#### [DIRECTIONS]
List each line of the data that holds the word "value".

(Stored data)
____
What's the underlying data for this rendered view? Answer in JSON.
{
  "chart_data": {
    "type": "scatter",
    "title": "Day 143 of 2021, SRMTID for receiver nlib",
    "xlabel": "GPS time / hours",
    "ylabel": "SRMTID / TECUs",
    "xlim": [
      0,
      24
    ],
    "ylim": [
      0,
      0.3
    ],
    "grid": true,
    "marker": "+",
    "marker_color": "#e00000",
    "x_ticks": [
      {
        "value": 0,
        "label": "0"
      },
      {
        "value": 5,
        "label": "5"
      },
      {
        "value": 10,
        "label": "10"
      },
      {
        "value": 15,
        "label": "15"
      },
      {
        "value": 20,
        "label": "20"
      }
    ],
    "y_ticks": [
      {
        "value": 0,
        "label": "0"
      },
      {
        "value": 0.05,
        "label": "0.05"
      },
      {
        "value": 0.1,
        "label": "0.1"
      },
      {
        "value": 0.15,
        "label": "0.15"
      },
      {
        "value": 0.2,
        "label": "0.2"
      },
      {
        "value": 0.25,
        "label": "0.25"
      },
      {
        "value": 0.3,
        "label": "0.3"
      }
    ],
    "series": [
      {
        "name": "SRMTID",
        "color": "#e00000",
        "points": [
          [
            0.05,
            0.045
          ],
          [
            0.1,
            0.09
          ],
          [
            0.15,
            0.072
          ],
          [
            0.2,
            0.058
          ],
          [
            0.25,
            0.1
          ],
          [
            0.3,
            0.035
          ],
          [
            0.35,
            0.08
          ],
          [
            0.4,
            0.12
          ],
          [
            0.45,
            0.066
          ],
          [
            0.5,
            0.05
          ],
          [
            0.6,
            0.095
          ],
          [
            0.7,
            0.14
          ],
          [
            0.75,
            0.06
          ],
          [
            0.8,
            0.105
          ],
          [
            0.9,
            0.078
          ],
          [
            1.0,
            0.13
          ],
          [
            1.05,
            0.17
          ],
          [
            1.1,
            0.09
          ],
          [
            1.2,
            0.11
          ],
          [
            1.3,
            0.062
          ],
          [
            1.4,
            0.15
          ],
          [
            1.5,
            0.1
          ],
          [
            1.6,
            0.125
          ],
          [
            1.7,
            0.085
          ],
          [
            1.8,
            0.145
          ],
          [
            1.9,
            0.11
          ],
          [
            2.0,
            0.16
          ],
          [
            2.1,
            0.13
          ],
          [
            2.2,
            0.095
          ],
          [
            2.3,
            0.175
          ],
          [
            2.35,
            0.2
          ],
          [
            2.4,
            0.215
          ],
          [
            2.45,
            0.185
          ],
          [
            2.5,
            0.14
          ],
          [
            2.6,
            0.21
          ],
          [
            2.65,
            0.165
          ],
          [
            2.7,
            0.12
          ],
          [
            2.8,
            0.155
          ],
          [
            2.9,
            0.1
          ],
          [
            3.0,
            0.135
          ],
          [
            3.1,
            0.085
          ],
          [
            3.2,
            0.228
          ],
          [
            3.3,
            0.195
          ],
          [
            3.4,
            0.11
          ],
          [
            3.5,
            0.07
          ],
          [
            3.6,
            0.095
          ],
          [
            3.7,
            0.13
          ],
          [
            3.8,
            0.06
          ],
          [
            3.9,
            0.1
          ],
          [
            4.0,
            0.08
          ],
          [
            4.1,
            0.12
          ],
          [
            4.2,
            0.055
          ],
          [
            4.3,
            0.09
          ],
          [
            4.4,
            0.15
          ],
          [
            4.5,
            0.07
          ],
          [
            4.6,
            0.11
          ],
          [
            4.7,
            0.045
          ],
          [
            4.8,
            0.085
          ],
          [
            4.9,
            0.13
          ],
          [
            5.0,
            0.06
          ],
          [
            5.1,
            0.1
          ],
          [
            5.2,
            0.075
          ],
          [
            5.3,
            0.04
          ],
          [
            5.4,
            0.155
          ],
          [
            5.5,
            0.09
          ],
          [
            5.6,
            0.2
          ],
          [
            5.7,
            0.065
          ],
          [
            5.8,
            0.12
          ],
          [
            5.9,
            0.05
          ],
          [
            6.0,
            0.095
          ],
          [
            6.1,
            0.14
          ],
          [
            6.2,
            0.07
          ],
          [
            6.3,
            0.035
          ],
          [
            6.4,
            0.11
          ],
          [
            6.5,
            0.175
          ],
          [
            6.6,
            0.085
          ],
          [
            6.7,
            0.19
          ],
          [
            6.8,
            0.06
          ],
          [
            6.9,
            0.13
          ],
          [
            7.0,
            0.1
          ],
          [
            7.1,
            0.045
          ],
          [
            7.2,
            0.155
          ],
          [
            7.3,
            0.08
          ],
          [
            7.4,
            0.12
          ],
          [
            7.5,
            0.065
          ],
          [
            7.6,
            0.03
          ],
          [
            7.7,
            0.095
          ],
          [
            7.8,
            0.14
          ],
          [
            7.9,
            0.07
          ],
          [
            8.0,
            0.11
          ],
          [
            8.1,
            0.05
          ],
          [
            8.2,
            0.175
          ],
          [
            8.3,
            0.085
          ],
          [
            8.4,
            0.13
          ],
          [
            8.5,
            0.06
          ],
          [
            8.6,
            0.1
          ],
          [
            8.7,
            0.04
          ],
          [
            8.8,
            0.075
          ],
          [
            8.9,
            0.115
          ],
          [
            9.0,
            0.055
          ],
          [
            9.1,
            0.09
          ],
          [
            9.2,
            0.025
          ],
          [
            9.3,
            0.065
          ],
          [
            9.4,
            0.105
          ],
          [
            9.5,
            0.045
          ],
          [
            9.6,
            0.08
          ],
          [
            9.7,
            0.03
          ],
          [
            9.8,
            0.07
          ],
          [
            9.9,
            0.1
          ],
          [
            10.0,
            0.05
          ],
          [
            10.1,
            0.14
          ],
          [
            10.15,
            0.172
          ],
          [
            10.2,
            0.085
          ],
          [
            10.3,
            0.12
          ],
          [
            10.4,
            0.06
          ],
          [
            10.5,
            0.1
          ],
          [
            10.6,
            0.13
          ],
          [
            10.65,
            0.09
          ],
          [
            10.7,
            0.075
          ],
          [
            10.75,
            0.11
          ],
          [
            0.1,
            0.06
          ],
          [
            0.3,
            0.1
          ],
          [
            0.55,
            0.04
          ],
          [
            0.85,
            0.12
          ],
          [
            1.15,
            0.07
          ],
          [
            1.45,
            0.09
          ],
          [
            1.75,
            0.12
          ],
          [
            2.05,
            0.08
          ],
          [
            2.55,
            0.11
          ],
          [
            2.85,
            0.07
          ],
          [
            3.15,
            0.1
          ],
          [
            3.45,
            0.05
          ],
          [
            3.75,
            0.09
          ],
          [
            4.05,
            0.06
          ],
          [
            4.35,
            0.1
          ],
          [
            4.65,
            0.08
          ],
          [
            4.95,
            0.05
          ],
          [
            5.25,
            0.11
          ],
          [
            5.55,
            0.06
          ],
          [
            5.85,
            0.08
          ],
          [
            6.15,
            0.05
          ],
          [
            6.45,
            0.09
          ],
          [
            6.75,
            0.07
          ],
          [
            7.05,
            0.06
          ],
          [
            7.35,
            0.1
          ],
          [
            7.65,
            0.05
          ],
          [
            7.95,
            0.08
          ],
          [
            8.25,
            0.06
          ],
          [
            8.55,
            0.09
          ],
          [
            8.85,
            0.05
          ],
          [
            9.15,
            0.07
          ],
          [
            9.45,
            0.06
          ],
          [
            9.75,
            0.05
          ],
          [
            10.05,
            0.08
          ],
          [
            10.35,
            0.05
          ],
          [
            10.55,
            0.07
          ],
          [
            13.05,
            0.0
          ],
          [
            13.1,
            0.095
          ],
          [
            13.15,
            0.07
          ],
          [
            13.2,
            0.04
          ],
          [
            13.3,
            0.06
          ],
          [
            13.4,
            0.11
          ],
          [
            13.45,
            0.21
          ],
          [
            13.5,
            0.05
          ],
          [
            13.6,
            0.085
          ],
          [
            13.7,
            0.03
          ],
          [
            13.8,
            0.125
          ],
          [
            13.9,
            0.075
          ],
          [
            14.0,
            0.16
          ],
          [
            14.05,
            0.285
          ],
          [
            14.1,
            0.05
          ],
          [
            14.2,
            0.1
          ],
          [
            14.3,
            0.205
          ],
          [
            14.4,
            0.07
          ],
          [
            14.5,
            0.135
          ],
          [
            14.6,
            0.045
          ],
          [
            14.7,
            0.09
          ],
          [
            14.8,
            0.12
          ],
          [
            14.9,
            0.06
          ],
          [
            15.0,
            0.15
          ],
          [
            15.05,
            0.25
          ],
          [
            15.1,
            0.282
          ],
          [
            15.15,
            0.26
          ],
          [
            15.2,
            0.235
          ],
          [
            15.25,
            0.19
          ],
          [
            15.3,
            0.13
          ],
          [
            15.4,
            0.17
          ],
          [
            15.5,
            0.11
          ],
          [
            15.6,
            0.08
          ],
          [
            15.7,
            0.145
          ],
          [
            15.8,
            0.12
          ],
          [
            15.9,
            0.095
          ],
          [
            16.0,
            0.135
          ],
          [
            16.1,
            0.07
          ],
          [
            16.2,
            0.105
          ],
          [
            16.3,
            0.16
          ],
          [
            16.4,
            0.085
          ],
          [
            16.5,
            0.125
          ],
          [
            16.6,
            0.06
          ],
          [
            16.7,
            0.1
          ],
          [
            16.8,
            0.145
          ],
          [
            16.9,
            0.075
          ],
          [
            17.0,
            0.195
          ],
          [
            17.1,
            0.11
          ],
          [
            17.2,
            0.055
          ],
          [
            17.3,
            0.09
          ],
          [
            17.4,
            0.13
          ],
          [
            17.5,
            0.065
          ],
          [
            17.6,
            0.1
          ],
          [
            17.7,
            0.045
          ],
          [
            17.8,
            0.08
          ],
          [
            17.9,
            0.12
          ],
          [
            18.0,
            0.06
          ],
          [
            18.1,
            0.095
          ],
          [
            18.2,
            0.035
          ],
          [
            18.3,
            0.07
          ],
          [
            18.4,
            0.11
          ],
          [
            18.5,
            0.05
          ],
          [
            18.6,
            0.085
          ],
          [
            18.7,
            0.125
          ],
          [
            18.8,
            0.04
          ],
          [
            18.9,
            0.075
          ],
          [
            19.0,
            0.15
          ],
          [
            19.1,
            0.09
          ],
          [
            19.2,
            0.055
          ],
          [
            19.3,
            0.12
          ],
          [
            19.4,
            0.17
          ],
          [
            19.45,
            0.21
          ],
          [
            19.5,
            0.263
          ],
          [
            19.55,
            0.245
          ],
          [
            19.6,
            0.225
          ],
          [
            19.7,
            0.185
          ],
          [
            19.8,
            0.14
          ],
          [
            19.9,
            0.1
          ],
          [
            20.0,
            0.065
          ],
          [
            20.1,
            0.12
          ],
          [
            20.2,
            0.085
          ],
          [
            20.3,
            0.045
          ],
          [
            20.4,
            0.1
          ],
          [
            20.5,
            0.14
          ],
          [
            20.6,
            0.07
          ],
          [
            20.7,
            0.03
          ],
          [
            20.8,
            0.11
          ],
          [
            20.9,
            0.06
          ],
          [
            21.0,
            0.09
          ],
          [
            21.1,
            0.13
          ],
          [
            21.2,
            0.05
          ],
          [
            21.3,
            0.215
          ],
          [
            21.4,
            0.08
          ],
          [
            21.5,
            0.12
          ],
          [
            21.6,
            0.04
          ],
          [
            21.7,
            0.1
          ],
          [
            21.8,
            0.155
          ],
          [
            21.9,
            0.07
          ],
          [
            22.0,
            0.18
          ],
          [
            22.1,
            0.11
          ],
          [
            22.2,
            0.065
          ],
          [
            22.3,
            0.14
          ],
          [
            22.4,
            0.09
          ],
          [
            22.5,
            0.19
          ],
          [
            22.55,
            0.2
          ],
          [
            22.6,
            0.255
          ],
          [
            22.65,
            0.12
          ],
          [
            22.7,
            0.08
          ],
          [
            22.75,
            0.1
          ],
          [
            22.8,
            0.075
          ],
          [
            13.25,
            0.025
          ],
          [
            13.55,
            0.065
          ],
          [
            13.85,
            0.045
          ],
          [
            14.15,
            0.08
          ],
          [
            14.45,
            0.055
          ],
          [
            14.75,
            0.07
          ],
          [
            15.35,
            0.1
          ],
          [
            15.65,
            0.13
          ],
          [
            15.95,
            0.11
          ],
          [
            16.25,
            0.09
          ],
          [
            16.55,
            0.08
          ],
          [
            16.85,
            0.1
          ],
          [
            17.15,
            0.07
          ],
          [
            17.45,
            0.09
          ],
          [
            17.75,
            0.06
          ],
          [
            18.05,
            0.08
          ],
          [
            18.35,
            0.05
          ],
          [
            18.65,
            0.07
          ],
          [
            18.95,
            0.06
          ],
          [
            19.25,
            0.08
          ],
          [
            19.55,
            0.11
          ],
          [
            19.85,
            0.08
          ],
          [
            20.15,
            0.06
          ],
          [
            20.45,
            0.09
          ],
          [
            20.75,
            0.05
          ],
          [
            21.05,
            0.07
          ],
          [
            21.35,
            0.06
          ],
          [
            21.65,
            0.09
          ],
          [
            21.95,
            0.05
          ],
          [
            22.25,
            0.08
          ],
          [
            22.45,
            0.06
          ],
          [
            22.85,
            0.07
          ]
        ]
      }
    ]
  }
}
____
#### [PROBLEM SOLUTION]
        "value": 0,
        "value": 5,
        "value": 10,
        "value": 15,
        "value": 20,
        "value": 0,
        "value": 0.05,
        "value": 0.1,
        "value": 0.15,
        "value": 0.2,
        "value": 0.25,
        "value": 0.3,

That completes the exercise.